◆ **Items from a figure collection**:

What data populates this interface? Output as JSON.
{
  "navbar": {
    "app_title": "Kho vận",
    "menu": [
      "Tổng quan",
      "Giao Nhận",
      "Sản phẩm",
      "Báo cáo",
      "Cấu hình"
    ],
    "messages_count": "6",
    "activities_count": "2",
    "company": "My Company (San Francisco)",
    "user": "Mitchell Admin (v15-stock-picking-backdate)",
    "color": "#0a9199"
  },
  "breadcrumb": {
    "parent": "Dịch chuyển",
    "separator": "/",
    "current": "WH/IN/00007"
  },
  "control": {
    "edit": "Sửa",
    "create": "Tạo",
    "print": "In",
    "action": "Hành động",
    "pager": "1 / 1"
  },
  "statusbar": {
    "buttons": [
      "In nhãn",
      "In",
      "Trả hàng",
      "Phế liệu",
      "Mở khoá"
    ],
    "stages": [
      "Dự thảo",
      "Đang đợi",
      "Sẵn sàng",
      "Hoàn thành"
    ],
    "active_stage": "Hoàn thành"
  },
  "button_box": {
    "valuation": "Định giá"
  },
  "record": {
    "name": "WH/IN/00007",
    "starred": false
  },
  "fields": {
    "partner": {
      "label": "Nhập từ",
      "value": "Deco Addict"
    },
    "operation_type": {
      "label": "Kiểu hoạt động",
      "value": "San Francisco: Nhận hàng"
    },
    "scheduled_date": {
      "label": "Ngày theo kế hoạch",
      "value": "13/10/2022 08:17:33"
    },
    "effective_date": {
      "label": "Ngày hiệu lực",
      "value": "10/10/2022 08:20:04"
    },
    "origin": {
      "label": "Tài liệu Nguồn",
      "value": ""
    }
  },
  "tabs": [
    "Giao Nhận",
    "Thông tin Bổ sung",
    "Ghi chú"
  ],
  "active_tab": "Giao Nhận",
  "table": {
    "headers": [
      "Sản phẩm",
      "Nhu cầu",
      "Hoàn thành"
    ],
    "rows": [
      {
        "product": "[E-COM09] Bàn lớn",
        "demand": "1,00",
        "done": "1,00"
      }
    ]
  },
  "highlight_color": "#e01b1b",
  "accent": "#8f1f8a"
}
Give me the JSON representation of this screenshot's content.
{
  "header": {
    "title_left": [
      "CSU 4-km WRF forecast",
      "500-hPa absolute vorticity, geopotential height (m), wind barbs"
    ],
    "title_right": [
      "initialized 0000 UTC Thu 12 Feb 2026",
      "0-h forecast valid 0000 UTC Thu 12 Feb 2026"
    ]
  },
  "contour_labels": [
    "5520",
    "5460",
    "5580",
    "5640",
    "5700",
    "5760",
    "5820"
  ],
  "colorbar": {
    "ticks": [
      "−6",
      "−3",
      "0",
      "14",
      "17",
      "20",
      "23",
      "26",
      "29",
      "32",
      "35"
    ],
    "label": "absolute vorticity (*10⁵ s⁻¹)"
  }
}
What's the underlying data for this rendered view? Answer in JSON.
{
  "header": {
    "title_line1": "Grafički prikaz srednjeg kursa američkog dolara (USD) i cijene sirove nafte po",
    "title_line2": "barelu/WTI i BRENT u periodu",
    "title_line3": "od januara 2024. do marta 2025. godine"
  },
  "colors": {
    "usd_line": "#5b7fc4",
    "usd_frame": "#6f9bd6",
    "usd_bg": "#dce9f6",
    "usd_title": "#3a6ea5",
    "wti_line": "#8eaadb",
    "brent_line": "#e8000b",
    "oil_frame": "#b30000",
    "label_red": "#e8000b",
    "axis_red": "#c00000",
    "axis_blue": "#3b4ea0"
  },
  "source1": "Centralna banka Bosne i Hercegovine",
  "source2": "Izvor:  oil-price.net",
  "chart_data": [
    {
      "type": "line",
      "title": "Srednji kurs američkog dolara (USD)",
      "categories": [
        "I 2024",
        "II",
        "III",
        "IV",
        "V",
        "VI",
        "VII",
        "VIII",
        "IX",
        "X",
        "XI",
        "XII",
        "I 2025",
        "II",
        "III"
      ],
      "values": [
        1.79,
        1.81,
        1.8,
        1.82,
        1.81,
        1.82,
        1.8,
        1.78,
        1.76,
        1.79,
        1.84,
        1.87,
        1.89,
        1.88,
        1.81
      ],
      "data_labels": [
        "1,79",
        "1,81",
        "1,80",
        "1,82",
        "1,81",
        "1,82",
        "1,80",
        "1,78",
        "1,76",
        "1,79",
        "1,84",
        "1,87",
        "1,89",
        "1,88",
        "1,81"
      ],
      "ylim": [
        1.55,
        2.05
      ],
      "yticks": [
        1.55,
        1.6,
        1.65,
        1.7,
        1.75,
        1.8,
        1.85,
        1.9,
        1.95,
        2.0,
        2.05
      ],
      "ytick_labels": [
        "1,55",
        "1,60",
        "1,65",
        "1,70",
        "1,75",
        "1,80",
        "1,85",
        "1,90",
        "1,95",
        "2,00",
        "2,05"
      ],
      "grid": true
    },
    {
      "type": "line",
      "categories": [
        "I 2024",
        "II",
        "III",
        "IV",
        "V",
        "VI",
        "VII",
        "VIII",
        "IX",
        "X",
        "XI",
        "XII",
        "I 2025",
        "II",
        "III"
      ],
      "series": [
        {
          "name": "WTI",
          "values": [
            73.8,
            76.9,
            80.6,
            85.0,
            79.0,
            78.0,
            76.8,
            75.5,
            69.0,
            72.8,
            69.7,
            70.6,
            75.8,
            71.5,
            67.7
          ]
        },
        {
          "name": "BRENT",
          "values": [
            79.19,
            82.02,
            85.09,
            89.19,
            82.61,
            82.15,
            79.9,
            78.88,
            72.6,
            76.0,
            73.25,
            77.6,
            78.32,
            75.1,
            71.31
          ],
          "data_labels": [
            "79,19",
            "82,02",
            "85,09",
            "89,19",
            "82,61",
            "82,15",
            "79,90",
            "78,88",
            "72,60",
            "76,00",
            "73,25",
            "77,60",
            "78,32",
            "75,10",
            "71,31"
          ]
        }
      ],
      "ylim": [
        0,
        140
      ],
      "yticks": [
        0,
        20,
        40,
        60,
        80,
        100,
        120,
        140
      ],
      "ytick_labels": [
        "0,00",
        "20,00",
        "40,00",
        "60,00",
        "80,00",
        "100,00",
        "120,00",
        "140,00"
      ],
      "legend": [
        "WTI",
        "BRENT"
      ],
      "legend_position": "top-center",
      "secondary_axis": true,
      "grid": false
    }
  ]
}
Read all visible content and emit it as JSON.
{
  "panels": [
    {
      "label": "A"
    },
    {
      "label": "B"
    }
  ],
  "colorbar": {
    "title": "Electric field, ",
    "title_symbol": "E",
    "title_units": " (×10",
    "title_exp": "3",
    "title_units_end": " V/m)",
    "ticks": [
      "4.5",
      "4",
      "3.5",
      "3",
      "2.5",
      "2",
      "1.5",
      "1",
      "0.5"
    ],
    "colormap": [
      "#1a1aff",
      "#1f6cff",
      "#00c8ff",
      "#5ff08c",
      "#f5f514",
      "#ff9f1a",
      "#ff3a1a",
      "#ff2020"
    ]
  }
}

◆ **GIVEN PROBLEM**: Give all of the entries again, word for word.

◆ **TASK SOLUTION**:
What data populates this interface? Output as JSON.
{
  "navbar": {
    "app_title": "Kho vận",
    "menu": [
      "Tổng quan",
      "Giao Nhận",
      "Sản phẩm",
      "Báo cáo",
      "Cấu hình"
    ],
    "messages_count": "6",
    "activities_count": "2",
    "company": "My Company (San Francisco)",
    "user": "Mitchell Admin (v15-stock-picking-backdate)",
    "color": "#0a9199"
  },
  "breadcrumb": {
    "parent": "Dịch chuyển",
    "separator": "/",
    "current": "WH/IN/00007"
  },
  "control": {
    "edit": "Sửa",
    "create": "Tạo",
    "print": "In",
    "action": "Hành động",
    "pager": "1 / 1"
  },
  "statusbar": {
    "buttons": [
      "In nhãn",
      "In",
      "Trả hàng",
      "Phế liệu",
      "Mở khoá"
    ],
    "stages": [
      "Dự thảo",
      "Đang đợi",
      "Sẵn sàng",
      "Hoàn thành"
    ],
    "active_stage": "Hoàn thành"
  },
  "button_box": {
    "valuation": "Định giá"
  },
  "record": {
    "name": "WH/IN/00007",
    "starred": false
  },
  "fields": {
    "partner": {
      "label": "Nhập từ",
      "value": "Deco Addict"
    },
    "operation_type": {
      "label": "Kiểu hoạt động",
      "value": "San Francisco: Nhận hàng"
    },
    "scheduled_date": {
      "label": "Ngày theo kế hoạch",
      "value": "13/10/2022 08:17:33"
    },
    "effective_date": {
      "label": "Ngày hiệu lực",
      "value": "10/10/2022 08:20:04"
    },
    "origin": {
      "label": "Tài liệu Nguồn",
      "value": ""
    }
  },
  "tabs": [
    "Giao Nhận",
    "Thông tin Bổ sung",
    "Ghi chú"
  ],
  "active_tab": "Giao Nhận",
  "table": {
    "headers": [
      "Sản phẩm",
      "Nhu cầu",
      "Hoàn thành"
    ],
    "rows": [
      {
        "product": "[E-COM09] Bàn lớn",
        "demand": "1,00",
        "done": "1,00"
      }
    ]
  },
  "highlight_color": "#e01b1b",
  "accent": "#8f1f8a"
}
Give me the JSON representation of this screenshot's content.
{
  "header": {
    "title_left": [
      "CSU 4-km WRF forecast",
      "500-hPa absolute vorticity, geopotential height (m), wind barbs"
    ],
    "title_right": [
      "initialized 0000 UTC Thu 12 Feb 2026",
      "0-h forecast valid 0000 UTC Thu 12 Feb 2026"
    ]
  },
  "contour_labels": [
    "5520",
    "5460",
    "5580",
    "5640",
    "5700",
    "5760",
    "5820"
  ],
  "colorbar": {
    "ticks": [
      "−6",
      "−3",
      "0",
      "14",
      "17",
      "20",
      "23",
      "26",
      "29",
      "32",
      "35"
    ],
    "label": "absolute vorticity (*10⁵ s⁻¹)"
  }
}
What's the underlying data for this rendered view? Answer in JSON.
{
  "header": {
    "title_line1": "Grafički prikaz srednjeg kursa američkog dolara (USD) i cijene sirove nafte po",
    "title_line2": "barelu/WTI i BRENT u periodu",
    "title_line3": "od januara 2024. do marta 2025. godine"
  },
  "colors": {
    "usd_line": "#5b7fc4",
    "usd_frame": "#6f9bd6",
    "usd_bg": "#dce9f6",
    "usd_title": "#3a6ea5",
    "wti_line": "#8eaadb",
    "brent_line": "#e8000b",
    "oil_frame": "#b30000",
    "label_red": "#e8000b",
    "axis_red": "#c00000",
    "axis_blue": "#3b4ea0"
  },
  "source1": "Centralna banka Bosne i Hercegovine",
  "source2": "Izvor:  oil-price.net",
  "chart_data": [
    {
      "type": "line",
      "title": "Srednji kurs američkog dolara (USD)",
      "categories": [
        "I 2024",
        "II",
        "III",
        "IV",
        "V",
        "VI",
        "VII",
        "VIII",
        "IX",
        "X",
        "XI",
        "XII",
        "I 2025",
        "II",
        "III"
      ],
      "values": [
        1.79,
        1.81,
        1.8,
        1.82,
        1.81,
        1.82,
        1.8,
        1.78,
        1.76,
        1.79,
        1.84,
        1.87,
        1.89,
        1.88,
        1.81
      ],
      "data_labels": [
        "1,79",
        "1,81",
        "1,80",
        "1,82",
        "1,81",
        "1,82",
        "1,80",
        "1,78",
        "1,76",
        "1,79",
        "1,84",
        "1,87",
        "1,89",
        "1,88",
        "1,81"
      ],
      "ylim": [
        1.55,
        2.05
      ],
      "yticks": [
        1.55,
        1.6,
        1.65,
        1.7,
        1.75,
        1.8,
        1.85,
        1.9,
        1.95,
        2.0,
        2.05
      ],
      "ytick_labels": [
        "1,55",
        "1,60",
        "1,65",
        "1,70",
        "1,75",
        "1,80",
        "1,85",
        "1,90",
        "1,95",
        "2,00",
        "2,05"
      ],
      "grid": true
    },
    {
      "type": "line",
      "categories": [
        "I 2024",
        "II",
        "III",
        "IV",
        "V",
        "VI",
        "VII",
        "VIII",
        "IX",
        "X",
        "XI",
        "XII",
        "I 2025",
        "II",
        "III"
      ],
      "series": [
        {
          "name": "WTI",
          "values": [
            73.8,
            76.9,
            80.6,
            85.0,
            79.0,
            78.0,
            76.8,
            75.5,
            69.0,
            72.8,
            69.7,
            70.6,
            75.8,
            71.5,
            67.7
          ]
        },
        {
          "name": "BRENT",
          "values": [
            79.19,
            82.02,
            85.09,
            89.19,
            82.61,
            82.15,
            79.9,
            78.88,
            72.6,
            76.0,
            73.25,
            77.6,
            78.32,
            75.1,
            71.31
          ],
          "data_labels": [
            "79,19",
            "82,02",
            "85,09",
            "89,19",
            "82,61",
            "82,15",
            "79,90",
            "78,88",
            "72,60",
            "76,00",
            "73,25",
            "77,60",
            "78,32",
            "75,10",
            "71,31"
          ]
        }
      ],
      "ylim": [
        0,
        140
      ],
      "yticks": [
        0,
        20,
        40,
        60,
        80,
        100,
        120,
        140
      ],
      "ytick_labels": [
        "0,00",
        "20,00",
        "40,00",
        "60,00",
        "80,00",
        "100,00",
        "120,00",
        "140,00"
      ],
      "legend": [
        "WTI",
        "BRENT"
      ],
      "legend_position": "top-center",
      "secondary_axis": true,
      "grid": false
    }
  ]
}
Read all visible content and emit it as JSON.
{
  "panels": [
    {
      "label": "A"
    },
    {
      "label": "B"
    }
  ],
  "colorbar": {
    "title": "Electric field, ",
    "title_symbol": "E",
    "title_units": " (×10",
    "title_exp": "3",
    "title_units_end": " V/m)",
    "ticks": [
      "4.5",
      "4",
      "3.5",
      "3",
      "2.5",
      "2",
      "1.5",
      "1",
      "0.5"
    ],
    "colormap": [
      "#1a1aff",
      "#1f6cff",
      "#00c8ff",
      "#5ff08c",
      "#f5f514",
      "#ff9f1a",
      "#ff3a1a",
      "#ff2020"
    ]
  }
}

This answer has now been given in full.